- **BRIEF**: Copy each line below in which the word "within" occurs.

- **DATASET RECORDS**:

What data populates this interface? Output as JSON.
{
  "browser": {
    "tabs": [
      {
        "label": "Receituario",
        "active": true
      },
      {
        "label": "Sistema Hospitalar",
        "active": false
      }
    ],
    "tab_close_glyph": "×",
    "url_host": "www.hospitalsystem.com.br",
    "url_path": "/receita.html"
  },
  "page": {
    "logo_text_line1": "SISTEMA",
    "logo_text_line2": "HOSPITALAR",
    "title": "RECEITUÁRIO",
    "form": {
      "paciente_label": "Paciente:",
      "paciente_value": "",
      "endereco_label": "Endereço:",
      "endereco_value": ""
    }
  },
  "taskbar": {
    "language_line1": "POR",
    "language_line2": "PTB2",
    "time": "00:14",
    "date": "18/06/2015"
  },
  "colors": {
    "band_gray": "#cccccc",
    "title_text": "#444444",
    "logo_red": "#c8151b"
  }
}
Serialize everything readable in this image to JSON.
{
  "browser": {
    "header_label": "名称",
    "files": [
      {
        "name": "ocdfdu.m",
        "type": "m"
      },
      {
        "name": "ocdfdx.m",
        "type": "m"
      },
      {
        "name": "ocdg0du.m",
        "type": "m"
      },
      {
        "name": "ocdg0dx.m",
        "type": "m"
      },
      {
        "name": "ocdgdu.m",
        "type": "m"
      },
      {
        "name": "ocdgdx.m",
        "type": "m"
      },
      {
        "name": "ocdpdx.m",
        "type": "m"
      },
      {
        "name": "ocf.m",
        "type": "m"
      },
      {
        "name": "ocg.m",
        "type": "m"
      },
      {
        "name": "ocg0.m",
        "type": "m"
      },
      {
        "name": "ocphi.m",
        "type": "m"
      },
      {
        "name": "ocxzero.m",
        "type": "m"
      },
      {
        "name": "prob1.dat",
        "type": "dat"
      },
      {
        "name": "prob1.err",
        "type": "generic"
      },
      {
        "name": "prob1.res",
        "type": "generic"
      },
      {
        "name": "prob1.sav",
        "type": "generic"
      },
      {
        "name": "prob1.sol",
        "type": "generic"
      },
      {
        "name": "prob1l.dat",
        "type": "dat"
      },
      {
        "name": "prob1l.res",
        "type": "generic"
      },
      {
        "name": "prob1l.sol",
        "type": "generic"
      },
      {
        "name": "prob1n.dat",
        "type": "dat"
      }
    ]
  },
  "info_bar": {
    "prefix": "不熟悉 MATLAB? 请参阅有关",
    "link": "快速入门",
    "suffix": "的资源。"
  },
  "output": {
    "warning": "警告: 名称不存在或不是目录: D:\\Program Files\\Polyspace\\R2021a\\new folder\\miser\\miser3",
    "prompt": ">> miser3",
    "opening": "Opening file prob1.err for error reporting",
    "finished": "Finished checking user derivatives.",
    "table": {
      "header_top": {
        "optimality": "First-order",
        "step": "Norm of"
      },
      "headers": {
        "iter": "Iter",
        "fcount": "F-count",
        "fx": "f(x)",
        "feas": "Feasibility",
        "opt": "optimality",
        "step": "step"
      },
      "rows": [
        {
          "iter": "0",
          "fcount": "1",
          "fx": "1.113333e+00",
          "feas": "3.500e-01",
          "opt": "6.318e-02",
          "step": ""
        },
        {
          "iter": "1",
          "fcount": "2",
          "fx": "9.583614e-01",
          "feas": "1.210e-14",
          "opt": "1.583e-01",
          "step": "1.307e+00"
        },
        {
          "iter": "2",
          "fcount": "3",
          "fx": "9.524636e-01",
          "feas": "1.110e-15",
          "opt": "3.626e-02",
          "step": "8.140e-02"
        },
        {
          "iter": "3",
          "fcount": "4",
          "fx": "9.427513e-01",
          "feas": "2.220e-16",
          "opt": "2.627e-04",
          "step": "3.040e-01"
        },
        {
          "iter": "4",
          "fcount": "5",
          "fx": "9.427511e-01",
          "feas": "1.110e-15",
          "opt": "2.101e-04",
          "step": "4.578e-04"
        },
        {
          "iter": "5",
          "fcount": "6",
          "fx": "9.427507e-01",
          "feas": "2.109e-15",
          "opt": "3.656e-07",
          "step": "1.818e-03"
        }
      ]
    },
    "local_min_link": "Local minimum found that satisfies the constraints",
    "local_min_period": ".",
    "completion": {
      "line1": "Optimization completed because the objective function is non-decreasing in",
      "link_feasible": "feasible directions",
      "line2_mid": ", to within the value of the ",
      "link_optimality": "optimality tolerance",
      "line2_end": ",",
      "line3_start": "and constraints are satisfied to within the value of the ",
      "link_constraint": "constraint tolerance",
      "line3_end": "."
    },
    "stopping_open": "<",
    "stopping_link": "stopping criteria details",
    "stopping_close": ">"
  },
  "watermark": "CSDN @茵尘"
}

- **EXERCISE SOLUTION**:
      "line2_mid": ", to within the value of the ",
      "line3_start": "and constraints are satisfied to within the value of the ",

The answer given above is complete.